→ AIM
Produce a verbatim transcription of the records below, beginning at the line containing "Decode this image" and ending at the final line; include only those lines.

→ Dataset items
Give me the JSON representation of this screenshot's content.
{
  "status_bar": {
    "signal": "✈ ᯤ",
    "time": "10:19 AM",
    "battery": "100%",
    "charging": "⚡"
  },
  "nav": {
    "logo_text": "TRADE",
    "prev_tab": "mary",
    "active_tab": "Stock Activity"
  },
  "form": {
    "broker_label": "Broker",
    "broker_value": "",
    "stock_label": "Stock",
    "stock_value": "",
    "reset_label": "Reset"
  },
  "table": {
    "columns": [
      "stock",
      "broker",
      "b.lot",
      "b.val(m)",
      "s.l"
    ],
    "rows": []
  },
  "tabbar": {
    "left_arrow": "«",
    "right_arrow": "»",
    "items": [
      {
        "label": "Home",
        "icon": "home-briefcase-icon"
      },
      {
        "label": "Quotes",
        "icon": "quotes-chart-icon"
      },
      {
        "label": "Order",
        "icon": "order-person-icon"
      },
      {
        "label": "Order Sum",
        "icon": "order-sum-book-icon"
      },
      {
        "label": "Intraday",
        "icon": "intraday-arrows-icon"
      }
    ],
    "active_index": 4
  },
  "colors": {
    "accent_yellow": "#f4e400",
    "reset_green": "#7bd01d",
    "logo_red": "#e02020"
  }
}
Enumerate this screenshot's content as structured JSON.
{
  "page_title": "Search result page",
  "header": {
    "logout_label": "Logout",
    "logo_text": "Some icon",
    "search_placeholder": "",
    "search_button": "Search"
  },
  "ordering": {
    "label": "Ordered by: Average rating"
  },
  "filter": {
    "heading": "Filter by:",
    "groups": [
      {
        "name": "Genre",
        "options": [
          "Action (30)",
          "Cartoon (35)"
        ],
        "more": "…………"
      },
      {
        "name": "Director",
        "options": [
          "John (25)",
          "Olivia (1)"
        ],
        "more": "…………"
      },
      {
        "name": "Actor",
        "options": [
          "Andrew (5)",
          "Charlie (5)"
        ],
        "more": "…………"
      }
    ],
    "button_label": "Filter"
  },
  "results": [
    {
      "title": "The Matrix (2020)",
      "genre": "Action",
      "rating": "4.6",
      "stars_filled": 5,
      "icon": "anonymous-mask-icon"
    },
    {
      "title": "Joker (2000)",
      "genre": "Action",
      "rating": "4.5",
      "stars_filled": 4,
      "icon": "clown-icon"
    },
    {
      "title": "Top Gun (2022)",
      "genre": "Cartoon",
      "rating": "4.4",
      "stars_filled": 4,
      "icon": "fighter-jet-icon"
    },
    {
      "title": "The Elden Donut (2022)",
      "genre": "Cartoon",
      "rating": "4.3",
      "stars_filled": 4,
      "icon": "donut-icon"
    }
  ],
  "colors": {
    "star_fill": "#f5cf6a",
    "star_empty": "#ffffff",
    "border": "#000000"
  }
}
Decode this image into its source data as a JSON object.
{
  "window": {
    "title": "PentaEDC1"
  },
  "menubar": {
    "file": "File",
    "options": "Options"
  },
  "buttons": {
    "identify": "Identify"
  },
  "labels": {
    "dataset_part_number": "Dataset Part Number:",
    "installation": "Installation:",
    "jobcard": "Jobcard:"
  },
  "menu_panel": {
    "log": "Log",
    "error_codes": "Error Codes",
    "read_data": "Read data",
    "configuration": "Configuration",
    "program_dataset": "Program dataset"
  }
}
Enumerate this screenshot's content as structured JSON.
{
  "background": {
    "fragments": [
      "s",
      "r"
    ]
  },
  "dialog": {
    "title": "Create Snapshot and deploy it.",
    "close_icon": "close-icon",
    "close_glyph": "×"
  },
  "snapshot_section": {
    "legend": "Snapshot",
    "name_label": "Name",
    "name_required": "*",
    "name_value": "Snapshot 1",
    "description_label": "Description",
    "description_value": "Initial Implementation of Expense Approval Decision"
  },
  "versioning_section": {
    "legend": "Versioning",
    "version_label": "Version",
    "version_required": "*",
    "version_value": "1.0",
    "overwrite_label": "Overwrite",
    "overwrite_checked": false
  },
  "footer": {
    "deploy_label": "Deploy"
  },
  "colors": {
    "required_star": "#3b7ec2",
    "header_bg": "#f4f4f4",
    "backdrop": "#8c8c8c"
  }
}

→ TASK OUTPUT
Decode this image into its source data as a JSON object.
{
  "window": {
    "title": "PentaEDC1"
  },
  "menubar": {
    "file": "File",
    "options": "Options"
  },
  "buttons": {
    "identify": "Identify"
  },
  "labels": {
    "dataset_part_number": "Dataset Part Number:",
    "installation": "Installation:",
    "jobcard": "Jobcard:"
  },
  "menu_panel": {
    "log": "Log",
    "error_codes": "Error Codes",
    "read_data": "Read data",
    "configuration": "Configuration",
    "program_dataset": "Program dataset"
  }
}
Enumerate this screenshot's content as structured JSON.
{
  "background": {
    "fragments": [
      "s",
      "r"
    ]
  },
  "dialog": {
    "title": "Create Snapshot and deploy it.",
    "close_icon": "close-icon",
    "close_glyph": "×"
  },
  "snapshot_section": {
    "legend": "Snapshot",
    "name_label": "Name",
    "name_required": "*",
    "name_value": "Snapshot 1",
    "description_label": "Description",
    "description_value": "Initial Implementation of Expense Approval Decision"
  },
  "versioning_section": {
    "legend": "Versioning",
    "version_label": "Version",
    "version_required": "*",
    "version_value": "1.0",
    "overwrite_label": "Overwrite",
    "overwrite_checked": false
  },
  "footer": {
    "deploy_label": "Deploy"
  },
  "colors": {
    "required_star": "#3b7ec2",
    "header_bg": "#f4f4f4",
    "backdrop": "#8c8c8c"
  }
}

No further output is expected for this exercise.